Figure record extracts
┌────────

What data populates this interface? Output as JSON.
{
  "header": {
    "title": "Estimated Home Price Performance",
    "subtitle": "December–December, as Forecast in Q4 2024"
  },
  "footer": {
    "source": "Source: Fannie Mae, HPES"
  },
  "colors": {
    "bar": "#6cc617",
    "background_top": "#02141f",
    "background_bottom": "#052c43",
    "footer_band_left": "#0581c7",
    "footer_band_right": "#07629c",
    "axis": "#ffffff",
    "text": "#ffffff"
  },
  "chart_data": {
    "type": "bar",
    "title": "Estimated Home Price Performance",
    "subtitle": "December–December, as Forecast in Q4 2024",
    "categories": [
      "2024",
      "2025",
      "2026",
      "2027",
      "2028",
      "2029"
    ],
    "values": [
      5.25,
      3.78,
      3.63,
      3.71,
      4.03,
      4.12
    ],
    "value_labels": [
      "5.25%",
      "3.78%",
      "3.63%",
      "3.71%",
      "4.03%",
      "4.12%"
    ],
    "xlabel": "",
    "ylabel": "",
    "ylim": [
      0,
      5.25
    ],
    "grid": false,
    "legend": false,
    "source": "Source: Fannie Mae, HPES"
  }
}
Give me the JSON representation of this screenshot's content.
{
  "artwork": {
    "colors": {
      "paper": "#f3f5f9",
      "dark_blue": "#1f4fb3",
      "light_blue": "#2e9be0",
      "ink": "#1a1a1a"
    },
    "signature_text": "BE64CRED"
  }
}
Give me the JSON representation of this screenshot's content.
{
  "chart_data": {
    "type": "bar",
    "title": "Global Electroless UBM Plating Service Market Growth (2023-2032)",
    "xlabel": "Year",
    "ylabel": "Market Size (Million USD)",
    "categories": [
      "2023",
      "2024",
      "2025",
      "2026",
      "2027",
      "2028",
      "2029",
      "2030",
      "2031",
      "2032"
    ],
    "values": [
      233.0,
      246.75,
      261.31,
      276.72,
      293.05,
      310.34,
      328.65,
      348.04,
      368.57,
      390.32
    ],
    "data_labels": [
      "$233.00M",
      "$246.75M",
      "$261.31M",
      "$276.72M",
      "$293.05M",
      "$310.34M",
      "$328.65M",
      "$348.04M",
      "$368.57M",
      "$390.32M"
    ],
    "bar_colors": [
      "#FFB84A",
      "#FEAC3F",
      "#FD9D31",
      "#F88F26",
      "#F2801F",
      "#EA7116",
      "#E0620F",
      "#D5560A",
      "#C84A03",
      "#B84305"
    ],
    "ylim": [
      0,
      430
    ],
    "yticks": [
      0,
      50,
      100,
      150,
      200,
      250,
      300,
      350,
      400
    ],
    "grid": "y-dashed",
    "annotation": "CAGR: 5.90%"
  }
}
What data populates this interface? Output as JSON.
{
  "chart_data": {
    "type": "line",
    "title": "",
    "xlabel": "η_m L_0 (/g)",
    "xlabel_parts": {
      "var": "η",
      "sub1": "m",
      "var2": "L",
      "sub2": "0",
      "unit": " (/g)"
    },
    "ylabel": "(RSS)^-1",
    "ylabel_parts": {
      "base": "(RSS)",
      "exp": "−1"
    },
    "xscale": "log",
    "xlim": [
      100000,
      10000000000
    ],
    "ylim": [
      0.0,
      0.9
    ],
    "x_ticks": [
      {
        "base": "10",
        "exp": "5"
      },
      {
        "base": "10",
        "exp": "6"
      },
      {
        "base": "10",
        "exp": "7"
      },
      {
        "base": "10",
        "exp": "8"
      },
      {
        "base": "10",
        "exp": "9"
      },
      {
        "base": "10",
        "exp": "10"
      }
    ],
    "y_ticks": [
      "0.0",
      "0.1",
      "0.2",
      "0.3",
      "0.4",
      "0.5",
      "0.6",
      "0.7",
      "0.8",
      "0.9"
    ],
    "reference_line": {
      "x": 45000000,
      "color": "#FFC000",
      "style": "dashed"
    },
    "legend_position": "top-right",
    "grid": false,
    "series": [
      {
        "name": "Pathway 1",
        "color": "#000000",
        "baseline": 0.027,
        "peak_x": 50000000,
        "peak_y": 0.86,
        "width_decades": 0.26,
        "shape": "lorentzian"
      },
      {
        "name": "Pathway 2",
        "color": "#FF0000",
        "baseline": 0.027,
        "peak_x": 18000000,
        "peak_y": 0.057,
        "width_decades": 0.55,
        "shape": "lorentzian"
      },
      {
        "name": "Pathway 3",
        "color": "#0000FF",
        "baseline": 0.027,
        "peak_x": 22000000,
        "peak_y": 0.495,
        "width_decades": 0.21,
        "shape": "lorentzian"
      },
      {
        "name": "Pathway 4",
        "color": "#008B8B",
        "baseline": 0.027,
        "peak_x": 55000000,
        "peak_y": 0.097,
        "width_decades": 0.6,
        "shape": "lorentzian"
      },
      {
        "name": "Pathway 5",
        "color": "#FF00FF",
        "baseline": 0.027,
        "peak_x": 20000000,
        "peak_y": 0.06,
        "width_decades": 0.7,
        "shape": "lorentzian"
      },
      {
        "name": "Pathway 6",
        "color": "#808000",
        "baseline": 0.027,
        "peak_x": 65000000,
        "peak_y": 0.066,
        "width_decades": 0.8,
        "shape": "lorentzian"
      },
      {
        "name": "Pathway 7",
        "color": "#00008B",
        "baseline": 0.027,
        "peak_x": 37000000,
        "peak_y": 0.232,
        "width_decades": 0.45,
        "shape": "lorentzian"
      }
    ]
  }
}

└────────

Repeat the records above in full, character for character.

What data populates this interface? Output as JSON.
{
  "header": {
    "title": "Estimated Home Price Performance",
    "subtitle": "December–December, as Forecast in Q4 2024"
  },
  "footer": {
    "source": "Source: Fannie Mae, HPES"
  },
  "colors": {
    "bar": "#6cc617",
    "background_top": "#02141f",
    "background_bottom": "#052c43",
    "footer_band_left": "#0581c7",
    "footer_band_right": "#07629c",
    "axis": "#ffffff",
    "text": "#ffffff"
  },
  "chart_data": {
    "type": "bar",
    "title": "Estimated Home Price Performance",
    "subtitle": "December–December, as Forecast in Q4 2024",
    "categories": [
      "2024",
      "2025",
      "2026",
      "2027",
      "2028",
      "2029"
    ],
    "values": [
      5.25,
      3.78,
      3.63,
      3.71,
      4.03,
      4.12
    ],
    "value_labels": [
      "5.25%",
      "3.78%",
      "3.63%",
      "3.71%",
      "4.03%",
      "4.12%"
    ],
    "xlabel": "",
    "ylabel": "",
    "ylim": [
      0,
      5.25
    ],
    "grid": false,
    "legend": false,
    "source": "Source: Fannie Mae, HPES"
  }
}
Give me the JSON representation of this screenshot's content.
{
  "artwork": {
    "colors": {
      "paper": "#f3f5f9",
      "dark_blue": "#1f4fb3",
      "light_blue": "#2e9be0",
      "ink": "#1a1a1a"
    },
    "signature_text": "BE64CRED"
  }
}
Give me the JSON representation of this screenshot's content.
{
  "chart_data": {
    "type": "bar",
    "title": "Global Electroless UBM Plating Service Market Growth (2023-2032)",
    "xlabel": "Year",
    "ylabel": "Market Size (Million USD)",
    "categories": [
      "2023",
      "2024",
      "2025",
      "2026",
      "2027",
      "2028",
      "2029",
      "2030",
      "2031",
      "2032"
    ],
    "values": [
      233.0,
      246.75,
      261.31,
      276.72,
      293.05,
      310.34,
      328.65,
      348.04,
      368.57,
      390.32
    ],
    "data_labels": [
      "$233.00M",
      "$246.75M",
      "$261.31M",
      "$276.72M",
      "$293.05M",
      "$310.34M",
      "$328.65M",
      "$348.04M",
      "$368.57M",
      "$390.32M"
    ],
    "bar_colors": [
      "#FFB84A",
      "#FEAC3F",
      "#FD9D31",
      "#F88F26",
      "#F2801F",
      "#EA7116",
      "#E0620F",
      "#D5560A",
      "#C84A03",
      "#B84305"
    ],
    "ylim": [
      0,
      430
    ],
    "yticks": [
      0,
      50,
      100,
      150,
      200,
      250,
      300,
      350,
      400
    ],
    "grid": "y-dashed",
    "annotation": "CAGR: 5.90%"
  }
}
What data populates this interface? Output as JSON.
{
  "chart_data": {
    "type": "line",
    "title": "",
    "xlabel": "η_m L_0 (/g)",
    "xlabel_parts": {
      "var": "η",
      "sub1": "m",
      "var2": "L",
      "sub2": "0",
      "unit": " (/g)"
    },
    "ylabel": "(RSS)^-1",
    "ylabel_parts": {
      "base": "(RSS)",
      "exp": "−1"
    },
    "xscale": "log",
    "xlim": [
      100000,
      10000000000
    ],
    "ylim": [
      0.0,
      0.9
    ],
    "x_ticks": [
      {
        "base": "10",
        "exp": "5"
      },
      {
        "base": "10",
        "exp": "6"
      },
      {
        "base": "10",
        "exp": "7"
      },
      {
        "base": "10",
        "exp": "8"
      },
      {
        "base": "10",
        "exp": "9"
      },
      {
        "base": "10",
        "exp": "10"
      }
    ],
    "y_ticks": [
      "0.0",
      "0.1",
      "0.2",
      "0.3",
      "0.4",
      "0.5",
      "0.6",
      "0.7",
      "0.8",
      "0.9"
    ],
    "reference_line": {
      "x": 45000000,
      "color": "#FFC000",
      "style": "dashed"
    },
    "legend_position": "top-right",
    "grid": false,
    "series": [
      {
        "name": "Pathway 1",
        "color": "#000000",
        "baseline": 0.027,
        "peak_x": 50000000,
        "peak_y": 0.86,
        "width_decades": 0.26,
        "shape": "lorentzian"
      },
      {
        "name": "Pathway 2",
        "color": "#FF0000",
        "baseline": 0.027,
        "peak_x": 18000000,
        "peak_y": 0.057,
        "width_decades": 0.55,
        "shape": "lorentzian"
      },
      {
        "name": "Pathway 3",
        "color": "#0000FF",
        "baseline": 0.027,
        "peak_x": 22000000,
        "peak_y": 0.495,
        "width_decades": 0.21,
        "shape": "lorentzian"
      },
      {
        "name": "Pathway 4",
        "color": "#008B8B",
        "baseline": 0.027,
        "peak_x": 55000000,
        "peak_y": 0.097,
        "width_decades": 0.6,
        "shape": "lorentzian"
      },
      {
        "name": "Pathway 5",
        "color": "#FF00FF",
        "baseline": 0.027,
        "peak_x": 20000000,
        "peak_y": 0.06,
        "width_decades": 0.7,
        "shape": "lorentzian"
      },
      {
        "name": "Pathway 6",
        "color": "#808000",
        "baseline": 0.027,
        "peak_x": 65000000,
        "peak_y": 0.066,
        "width_decades": 0.8,
        "shape": "lorentzian"
      },
      {
        "name": "Pathway 7",
        "color": "#00008B",
        "baseline": 0.027,
        "peak_x": 37000000,
        "peak_y": 0.232,
        "width_decades": 0.45,
        "shape": "lorentzian"
      }
    ]
  }
}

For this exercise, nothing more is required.